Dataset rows
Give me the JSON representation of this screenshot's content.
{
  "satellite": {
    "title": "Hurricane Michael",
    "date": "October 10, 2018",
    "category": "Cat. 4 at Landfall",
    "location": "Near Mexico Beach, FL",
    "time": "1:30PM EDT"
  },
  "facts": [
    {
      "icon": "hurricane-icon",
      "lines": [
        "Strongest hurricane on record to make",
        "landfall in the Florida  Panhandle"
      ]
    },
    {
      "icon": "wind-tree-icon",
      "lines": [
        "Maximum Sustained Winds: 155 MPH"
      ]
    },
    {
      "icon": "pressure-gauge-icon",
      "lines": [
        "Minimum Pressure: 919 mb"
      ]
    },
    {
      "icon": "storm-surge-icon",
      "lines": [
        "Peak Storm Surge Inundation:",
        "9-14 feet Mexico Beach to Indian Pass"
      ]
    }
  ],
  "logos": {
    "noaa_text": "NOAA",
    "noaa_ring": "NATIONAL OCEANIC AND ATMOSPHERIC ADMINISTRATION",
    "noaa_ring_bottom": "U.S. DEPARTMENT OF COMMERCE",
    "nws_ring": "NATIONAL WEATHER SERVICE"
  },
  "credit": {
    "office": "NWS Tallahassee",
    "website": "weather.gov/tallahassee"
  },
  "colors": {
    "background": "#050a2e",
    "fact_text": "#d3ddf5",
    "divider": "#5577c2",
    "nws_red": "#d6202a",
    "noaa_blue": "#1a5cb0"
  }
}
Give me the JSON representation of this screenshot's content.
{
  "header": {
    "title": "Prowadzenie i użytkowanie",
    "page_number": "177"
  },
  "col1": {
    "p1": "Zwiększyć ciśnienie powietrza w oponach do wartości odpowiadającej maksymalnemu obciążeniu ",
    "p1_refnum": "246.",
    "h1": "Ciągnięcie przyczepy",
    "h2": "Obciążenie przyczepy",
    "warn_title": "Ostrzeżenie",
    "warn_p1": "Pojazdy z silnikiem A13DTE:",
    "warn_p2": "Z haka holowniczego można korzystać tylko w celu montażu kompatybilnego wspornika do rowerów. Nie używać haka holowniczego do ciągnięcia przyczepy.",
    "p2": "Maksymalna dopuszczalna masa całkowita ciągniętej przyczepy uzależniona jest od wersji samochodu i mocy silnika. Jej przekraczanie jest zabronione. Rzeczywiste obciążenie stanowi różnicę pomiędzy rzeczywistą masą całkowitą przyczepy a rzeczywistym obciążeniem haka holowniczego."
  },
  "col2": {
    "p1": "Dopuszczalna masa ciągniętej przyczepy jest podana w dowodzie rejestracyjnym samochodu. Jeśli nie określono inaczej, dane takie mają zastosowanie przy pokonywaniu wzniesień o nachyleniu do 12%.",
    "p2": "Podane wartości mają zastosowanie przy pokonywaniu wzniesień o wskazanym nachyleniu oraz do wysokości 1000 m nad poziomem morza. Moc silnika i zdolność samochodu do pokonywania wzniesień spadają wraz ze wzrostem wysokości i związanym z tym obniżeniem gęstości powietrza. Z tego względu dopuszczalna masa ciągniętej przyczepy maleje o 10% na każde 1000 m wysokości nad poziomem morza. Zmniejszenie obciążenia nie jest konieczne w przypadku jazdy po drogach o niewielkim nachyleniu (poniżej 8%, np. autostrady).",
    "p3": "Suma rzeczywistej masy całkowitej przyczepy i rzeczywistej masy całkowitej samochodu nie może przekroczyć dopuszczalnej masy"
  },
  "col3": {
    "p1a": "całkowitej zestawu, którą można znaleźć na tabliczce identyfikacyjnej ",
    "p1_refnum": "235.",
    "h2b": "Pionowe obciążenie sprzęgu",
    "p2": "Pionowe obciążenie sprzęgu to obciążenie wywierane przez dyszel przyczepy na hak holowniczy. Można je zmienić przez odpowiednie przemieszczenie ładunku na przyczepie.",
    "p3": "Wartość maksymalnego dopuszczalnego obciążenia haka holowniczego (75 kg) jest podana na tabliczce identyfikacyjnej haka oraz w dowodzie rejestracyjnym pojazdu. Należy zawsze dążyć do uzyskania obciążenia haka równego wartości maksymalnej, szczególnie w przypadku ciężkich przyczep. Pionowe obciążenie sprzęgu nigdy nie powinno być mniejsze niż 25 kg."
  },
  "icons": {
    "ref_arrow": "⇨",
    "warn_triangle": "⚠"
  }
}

▸ What this task involves
Return all the lines that contain the string "tabliczce".

▸ Response to this exercise
    "p1a": "całkowitej zestawu, którą można znaleźć na tabliczce identyfikacyjnej ",
    "p3": "Wartość maksymalnego dopuszczalnego obciążenia haka holowniczego (75 kg) jest podana na tabliczce identyfikacyjnej haka oraz w dowodzie rejestracyjnym pojazdu. Należy zawsze dążyć do uzyskania obciążenia haka równego wartości maksymalnej, szczególnie w przypadku ciężkich przyczep. Pionowe obciążenie sprzęgu nigdy nie powinno być mniejsze niż 25 kg."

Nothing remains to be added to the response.